A Universidade Federal do Piauí (UFPI) anunciou a abertura de seis novos programas de residência na área materno-infantil, ampliando a formação especializada e fortalecendo a rede de atenção à saúde da mulher e da criança no Estado. Serão quatro residências em Enfermagem Obstétrica e duas em Saúde da Mulher Interprofissional, distribuídas estrategicamente nas macrorregiões do Piauí.
As atividades tiveram início no dia 2 de março, com programas sediados nos municípios de Floriano (Cerrados), Oeiras (Semiárido), Parnaíba (Litoral), Piripiri (Meio-Norte) e Teresina (Meio-Norte). A iniciativa marca a expansão da formação especializada para além da capital e reforça o compromisso da Universidade com o fortalecimento do Sistema Único de Saúde (SUS).

MATERIAL DE ESTUDO »

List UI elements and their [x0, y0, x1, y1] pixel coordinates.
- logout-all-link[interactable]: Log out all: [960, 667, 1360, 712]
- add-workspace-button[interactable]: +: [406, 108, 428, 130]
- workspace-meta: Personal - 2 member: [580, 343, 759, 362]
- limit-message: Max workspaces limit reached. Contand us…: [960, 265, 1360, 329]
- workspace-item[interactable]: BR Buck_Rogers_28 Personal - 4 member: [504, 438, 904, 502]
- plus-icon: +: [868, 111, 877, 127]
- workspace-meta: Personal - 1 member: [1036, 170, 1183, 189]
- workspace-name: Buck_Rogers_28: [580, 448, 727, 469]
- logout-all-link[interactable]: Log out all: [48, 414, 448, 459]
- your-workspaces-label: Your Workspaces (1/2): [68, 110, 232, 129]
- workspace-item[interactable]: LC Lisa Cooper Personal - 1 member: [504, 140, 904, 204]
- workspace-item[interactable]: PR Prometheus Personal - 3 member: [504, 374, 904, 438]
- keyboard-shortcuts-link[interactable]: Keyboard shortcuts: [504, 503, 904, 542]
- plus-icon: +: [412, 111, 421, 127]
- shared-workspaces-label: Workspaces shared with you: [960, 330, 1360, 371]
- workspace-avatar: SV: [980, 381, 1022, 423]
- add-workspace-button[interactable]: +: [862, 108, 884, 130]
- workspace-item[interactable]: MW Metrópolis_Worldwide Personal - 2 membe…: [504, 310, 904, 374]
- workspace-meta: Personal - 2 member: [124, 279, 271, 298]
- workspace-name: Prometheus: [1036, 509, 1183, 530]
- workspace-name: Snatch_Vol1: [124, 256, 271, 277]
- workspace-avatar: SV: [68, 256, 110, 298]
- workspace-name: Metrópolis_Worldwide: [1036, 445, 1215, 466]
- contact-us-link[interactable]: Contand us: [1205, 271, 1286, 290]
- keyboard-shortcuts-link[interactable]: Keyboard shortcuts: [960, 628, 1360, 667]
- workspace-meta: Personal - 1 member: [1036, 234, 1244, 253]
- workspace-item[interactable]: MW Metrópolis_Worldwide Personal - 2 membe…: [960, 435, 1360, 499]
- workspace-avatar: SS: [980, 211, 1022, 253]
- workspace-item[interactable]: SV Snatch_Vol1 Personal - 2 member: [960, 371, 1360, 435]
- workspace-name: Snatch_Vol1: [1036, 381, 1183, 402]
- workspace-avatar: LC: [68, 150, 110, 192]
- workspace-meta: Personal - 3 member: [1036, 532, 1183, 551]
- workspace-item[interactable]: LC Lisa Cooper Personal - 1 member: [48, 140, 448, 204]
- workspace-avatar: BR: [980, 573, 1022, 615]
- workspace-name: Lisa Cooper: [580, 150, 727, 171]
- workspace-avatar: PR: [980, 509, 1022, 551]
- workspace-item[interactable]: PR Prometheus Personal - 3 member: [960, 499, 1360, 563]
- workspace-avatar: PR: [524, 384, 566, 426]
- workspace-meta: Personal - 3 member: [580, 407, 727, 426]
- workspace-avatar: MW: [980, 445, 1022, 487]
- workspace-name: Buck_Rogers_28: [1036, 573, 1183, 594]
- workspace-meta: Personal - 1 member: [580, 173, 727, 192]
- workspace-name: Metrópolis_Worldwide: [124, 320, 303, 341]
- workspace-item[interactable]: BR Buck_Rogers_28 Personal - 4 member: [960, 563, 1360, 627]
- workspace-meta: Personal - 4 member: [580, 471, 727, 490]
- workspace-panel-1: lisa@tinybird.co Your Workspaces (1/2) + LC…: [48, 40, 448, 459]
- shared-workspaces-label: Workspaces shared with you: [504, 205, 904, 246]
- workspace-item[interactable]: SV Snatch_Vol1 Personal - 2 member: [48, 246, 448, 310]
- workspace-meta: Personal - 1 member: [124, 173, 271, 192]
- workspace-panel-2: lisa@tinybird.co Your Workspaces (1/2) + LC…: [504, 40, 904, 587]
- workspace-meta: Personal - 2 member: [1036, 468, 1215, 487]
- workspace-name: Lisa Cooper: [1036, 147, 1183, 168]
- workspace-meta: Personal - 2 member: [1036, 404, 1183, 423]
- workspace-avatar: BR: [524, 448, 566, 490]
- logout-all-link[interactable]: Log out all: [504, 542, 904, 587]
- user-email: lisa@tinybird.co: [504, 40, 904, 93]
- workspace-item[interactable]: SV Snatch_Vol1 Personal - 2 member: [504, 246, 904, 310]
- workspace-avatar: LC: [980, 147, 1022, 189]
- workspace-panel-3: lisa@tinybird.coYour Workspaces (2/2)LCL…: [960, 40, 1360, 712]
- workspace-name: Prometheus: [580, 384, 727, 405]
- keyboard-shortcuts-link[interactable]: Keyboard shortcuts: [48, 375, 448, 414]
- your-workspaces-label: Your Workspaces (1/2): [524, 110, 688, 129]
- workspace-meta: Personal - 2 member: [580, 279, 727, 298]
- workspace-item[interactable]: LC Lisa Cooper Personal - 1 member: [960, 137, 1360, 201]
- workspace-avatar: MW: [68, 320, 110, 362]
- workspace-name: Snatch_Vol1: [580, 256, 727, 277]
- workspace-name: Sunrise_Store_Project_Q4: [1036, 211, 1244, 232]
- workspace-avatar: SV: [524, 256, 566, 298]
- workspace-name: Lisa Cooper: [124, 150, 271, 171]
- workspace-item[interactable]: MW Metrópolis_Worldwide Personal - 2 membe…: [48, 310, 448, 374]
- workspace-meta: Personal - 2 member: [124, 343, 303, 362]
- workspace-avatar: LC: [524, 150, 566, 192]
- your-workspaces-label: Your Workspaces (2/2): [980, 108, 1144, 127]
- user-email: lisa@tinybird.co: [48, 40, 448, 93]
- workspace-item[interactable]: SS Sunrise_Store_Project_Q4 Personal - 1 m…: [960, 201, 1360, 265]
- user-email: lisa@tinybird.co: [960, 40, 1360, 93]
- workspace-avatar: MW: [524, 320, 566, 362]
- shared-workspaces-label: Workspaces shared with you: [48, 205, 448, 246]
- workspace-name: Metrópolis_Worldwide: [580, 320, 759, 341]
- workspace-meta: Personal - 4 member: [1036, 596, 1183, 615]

TAREFAS PROPOSTAS »
a. Segundo o trecho sobre as residências da UFPI, quantos programas de residência em Enfermagem Obstétrica serão abertos?
b. Liste todos os municípios que sediam os programas, conforme o trecho sobre as residências da UFPI.
c. Transcreva do trecho sobre as residências da UFPI a parte entre "A Universidade Federal" e "macrorregiões do Piauí.", inclusive.

RESPOSTAS »
a. Quatro.

b. Floriano, Oeiras, Parnaíba, Piripiri e Teresina.

c.
A Universidade Federal do Piauí (UFPI) anunciou a abertura de seis novos programas de residência na área materno-infantil, ampliando a formação especializada e fortalecendo a rede de atenção à saúde da mulher e da criança no Estado. Serão quatro residências em Enfermagem Obstétrica e duas em Saúde da Mulher Interprofissional, distribuídas estrategicamente nas macrorregiões do Piauí.